— start —

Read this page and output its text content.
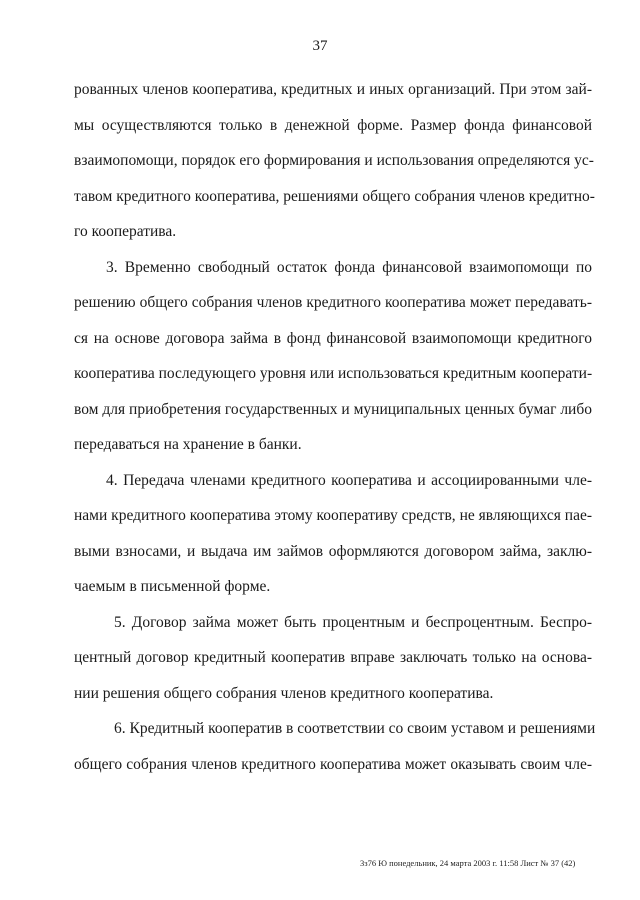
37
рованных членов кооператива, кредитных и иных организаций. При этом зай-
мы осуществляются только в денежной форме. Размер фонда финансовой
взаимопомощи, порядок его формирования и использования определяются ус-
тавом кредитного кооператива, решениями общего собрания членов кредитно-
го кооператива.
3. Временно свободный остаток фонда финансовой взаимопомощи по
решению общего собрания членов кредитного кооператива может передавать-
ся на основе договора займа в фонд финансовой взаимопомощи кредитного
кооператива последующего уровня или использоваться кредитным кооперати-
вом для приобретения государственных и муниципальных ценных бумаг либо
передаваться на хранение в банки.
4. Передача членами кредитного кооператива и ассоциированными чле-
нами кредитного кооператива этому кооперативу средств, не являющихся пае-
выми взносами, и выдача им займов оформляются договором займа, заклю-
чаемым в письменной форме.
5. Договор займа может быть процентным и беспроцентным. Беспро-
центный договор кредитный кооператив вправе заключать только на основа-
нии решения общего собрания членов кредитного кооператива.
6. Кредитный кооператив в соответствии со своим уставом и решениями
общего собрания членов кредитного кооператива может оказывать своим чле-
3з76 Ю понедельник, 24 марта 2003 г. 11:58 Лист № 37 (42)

— end —

- **WHAT NEEDS TO BE DONE**: Copy the material exactly. Do not include the pictures.

- **TASK OUTPUT**:
Read this page and output its text content.
37
рованных членов кооператива, кредитных и иных организаций. При этом зай-
мы осуществляются только в денежной форме. Размер фонда финансовой
взаимопомощи, порядок его формирования и использования определяются ус-
тавом кредитного кооператива, решениями общего собрания членов кредитно-
го кооператива.
3. Временно свободный остаток фонда финансовой взаимопомощи по
решению общего собрания членов кредитного кооператива может передавать-
ся на основе договора займа в фонд финансовой взаимопомощи кредитного
кооператива последующего уровня или использоваться кредитным кооперати-
вом для приобретения государственных и муниципальных ценных бумаг либо
передаваться на хранение в банки.
4. Передача членами кредитного кооператива и ассоциированными чле-
нами кредитного кооператива этому кооперативу средств, не являющихся пае-
выми взносами, и выдача им займов оформляются договором займа, заклю-
чаемым в письменной форме.
5. Договор займа может быть процентным и беспроцентным. Беспро-
центный договор кредитный кооператив вправе заключать только на основа-
нии решения общего собрания членов кредитного кооператива.
6. Кредитный кооператив в соответствии со своим уставом и решениями
общего собрания членов кредитного кооператива может оказывать своим чле-
3з76 Ю понедельник, 24 марта 2003 г. 11:58 Лист № 37 (42)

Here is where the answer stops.